### YOUR GOAL
Copy out all lines in the data below containing the string "text".

● ● ●

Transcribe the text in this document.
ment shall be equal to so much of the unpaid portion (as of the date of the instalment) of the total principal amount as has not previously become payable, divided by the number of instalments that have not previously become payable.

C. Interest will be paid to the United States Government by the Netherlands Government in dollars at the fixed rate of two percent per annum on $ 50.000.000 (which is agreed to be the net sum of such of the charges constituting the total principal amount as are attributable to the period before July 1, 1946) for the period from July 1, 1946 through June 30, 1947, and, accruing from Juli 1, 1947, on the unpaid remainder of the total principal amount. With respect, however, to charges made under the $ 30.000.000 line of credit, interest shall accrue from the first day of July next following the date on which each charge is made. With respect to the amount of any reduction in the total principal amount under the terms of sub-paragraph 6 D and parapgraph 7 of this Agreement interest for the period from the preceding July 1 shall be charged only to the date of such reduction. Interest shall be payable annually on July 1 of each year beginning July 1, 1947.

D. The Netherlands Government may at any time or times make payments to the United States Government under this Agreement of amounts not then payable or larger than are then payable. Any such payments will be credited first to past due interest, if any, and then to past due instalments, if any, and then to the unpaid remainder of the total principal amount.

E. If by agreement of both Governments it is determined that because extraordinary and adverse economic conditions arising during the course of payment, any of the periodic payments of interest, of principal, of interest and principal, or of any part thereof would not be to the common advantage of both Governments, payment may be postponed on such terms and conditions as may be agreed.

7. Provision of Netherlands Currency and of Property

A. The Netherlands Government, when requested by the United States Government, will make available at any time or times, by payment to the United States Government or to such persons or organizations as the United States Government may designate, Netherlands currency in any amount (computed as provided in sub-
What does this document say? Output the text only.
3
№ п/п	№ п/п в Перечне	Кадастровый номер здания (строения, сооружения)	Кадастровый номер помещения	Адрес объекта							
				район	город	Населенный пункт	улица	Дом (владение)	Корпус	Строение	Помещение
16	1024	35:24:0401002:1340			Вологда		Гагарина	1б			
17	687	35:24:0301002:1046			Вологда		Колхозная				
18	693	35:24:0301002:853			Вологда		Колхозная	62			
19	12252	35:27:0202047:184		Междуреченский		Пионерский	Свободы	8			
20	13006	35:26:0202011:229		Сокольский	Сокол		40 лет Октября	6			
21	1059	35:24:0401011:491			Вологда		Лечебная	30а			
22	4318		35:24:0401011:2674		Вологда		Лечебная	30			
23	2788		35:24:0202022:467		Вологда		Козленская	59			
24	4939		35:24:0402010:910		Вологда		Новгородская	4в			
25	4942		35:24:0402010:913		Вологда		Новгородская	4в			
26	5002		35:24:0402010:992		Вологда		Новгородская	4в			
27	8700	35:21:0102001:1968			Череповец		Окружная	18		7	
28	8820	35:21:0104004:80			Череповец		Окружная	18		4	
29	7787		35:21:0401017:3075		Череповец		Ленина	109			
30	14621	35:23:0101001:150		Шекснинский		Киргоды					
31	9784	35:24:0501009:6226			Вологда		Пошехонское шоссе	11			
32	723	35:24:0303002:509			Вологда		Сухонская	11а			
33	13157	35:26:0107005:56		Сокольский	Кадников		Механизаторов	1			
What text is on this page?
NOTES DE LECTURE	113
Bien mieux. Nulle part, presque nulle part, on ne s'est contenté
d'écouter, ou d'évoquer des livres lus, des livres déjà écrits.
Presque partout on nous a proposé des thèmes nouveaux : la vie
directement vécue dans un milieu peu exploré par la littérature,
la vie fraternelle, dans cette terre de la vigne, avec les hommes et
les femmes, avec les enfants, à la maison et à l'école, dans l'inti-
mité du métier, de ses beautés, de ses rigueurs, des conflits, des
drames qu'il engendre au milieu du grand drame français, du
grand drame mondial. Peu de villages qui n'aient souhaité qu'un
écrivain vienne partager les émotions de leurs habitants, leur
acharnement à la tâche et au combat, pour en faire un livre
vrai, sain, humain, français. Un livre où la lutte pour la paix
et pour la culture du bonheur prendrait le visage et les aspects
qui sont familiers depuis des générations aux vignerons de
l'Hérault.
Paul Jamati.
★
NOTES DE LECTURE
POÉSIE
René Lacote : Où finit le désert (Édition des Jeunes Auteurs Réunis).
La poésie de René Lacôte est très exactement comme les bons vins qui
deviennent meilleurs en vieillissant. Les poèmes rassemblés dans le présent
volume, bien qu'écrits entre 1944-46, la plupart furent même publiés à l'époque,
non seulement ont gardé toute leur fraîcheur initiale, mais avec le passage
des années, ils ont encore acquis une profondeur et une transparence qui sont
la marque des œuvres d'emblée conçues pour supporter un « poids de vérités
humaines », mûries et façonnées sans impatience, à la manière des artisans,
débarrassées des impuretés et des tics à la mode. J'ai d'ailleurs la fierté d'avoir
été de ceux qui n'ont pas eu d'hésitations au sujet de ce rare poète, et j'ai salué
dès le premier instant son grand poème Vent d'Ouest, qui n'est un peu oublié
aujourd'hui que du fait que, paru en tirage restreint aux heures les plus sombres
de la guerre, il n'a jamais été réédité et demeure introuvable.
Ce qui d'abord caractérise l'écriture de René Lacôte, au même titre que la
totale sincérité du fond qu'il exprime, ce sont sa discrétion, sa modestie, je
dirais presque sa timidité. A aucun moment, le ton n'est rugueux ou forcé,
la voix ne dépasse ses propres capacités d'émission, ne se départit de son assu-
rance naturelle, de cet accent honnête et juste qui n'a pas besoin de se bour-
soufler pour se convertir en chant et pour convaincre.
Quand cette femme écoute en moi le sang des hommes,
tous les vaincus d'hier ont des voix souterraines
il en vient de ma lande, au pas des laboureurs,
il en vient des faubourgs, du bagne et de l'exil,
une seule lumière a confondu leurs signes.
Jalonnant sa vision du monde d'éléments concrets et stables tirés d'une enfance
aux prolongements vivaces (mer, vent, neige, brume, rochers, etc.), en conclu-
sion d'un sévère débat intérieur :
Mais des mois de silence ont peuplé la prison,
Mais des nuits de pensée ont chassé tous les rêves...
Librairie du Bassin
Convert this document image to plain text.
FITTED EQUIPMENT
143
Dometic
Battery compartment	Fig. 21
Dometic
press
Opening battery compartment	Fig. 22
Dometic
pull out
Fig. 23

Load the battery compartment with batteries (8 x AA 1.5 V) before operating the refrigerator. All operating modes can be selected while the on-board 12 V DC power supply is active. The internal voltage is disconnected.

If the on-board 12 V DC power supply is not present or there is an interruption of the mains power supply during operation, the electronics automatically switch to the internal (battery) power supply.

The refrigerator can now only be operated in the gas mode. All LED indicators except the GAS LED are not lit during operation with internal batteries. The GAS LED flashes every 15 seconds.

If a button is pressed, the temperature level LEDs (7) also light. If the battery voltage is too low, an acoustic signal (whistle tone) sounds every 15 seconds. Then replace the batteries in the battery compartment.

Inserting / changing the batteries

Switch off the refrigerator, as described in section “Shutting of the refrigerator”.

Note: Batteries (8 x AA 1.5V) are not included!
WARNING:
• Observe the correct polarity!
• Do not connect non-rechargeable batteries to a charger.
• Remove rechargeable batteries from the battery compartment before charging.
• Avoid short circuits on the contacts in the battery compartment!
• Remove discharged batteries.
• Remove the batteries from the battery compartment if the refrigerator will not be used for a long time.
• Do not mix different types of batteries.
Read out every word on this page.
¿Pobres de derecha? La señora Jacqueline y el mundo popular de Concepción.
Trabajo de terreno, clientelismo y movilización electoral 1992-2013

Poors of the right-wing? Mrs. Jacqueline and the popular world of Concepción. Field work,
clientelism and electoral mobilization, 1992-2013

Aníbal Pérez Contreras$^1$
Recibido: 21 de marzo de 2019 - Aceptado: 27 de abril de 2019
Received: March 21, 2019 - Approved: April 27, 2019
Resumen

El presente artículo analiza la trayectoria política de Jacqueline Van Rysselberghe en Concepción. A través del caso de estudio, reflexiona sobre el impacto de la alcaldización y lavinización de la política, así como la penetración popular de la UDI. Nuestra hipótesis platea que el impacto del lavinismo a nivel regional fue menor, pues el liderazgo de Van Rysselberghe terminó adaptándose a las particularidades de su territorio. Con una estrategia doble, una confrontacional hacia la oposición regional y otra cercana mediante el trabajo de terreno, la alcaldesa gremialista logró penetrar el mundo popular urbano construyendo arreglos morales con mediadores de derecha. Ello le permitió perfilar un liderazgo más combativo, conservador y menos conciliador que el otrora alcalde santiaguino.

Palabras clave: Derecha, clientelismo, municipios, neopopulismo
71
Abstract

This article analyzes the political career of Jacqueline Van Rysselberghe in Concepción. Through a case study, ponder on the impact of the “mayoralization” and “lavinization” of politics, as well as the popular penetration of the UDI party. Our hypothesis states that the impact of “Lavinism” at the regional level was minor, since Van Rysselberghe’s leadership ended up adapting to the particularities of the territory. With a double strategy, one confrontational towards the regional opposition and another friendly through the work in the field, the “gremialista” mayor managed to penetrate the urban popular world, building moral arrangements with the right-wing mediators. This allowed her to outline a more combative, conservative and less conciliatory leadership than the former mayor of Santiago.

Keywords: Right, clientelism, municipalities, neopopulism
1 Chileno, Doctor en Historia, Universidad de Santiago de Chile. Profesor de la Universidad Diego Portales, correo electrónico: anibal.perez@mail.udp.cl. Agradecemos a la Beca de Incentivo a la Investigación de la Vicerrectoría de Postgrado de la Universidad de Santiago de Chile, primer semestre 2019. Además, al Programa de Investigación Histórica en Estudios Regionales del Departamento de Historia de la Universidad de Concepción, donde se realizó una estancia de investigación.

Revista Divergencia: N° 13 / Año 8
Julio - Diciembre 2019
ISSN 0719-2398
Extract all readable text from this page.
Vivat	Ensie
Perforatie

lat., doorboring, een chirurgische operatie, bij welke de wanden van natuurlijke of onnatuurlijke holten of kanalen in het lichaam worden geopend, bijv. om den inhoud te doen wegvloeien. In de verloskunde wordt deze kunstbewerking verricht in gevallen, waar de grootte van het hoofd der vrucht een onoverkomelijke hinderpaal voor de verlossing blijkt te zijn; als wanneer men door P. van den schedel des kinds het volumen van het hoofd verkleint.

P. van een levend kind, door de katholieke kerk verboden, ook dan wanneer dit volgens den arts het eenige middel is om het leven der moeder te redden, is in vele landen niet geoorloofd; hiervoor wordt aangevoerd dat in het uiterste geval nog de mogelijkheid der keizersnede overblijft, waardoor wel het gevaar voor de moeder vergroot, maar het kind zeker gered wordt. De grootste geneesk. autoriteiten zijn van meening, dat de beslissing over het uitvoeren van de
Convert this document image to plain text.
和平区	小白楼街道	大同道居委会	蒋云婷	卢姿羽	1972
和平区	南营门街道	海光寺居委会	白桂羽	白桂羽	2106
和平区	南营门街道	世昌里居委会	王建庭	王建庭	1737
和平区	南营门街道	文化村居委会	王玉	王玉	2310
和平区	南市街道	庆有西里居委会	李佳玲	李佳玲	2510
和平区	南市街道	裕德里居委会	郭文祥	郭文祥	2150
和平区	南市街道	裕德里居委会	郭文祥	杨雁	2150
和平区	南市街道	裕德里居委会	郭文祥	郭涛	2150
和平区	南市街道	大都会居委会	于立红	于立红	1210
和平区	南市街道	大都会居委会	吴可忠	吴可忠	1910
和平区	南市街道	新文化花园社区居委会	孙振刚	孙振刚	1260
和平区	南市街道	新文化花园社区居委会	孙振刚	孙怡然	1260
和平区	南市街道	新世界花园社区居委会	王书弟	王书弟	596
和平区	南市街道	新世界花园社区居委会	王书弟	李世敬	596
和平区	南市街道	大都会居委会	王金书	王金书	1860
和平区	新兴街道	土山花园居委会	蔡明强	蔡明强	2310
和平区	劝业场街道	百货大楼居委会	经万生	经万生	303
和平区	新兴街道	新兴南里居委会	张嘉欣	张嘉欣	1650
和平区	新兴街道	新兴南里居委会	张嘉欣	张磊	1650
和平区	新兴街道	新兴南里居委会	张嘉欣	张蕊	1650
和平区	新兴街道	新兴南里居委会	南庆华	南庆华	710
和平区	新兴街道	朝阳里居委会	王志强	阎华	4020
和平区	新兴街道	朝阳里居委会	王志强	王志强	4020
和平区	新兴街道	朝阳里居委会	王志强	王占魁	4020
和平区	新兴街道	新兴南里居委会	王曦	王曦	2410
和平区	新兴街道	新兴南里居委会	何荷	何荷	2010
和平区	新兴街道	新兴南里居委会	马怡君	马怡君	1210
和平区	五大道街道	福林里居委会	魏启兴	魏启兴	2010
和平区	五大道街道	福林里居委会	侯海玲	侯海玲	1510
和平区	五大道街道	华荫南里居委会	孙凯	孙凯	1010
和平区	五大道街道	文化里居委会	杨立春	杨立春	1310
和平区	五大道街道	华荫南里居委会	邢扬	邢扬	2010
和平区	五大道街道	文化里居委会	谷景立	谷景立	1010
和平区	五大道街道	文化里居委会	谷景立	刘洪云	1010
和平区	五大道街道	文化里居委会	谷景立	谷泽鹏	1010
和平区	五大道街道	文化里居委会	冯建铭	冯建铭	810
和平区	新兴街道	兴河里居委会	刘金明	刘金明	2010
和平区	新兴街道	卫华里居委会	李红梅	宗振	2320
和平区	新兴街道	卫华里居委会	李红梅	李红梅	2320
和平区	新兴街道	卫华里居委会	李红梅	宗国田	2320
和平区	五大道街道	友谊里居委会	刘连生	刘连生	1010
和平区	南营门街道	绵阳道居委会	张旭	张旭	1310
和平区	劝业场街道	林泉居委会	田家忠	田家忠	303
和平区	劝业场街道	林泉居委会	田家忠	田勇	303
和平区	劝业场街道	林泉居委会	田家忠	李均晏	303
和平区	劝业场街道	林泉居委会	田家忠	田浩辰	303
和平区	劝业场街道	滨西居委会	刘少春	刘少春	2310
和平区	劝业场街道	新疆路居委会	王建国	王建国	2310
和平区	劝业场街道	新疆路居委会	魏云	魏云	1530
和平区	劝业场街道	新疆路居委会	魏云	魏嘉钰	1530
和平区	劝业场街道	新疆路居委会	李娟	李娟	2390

● ● ●

### EXERCISE SOLUTION
Transcribe the text in this document.
What does this document say? Output the text only.
What text is on this page?
Convert this document image to plain text.
Extract all readable text from this page.
Convert this document image to plain text.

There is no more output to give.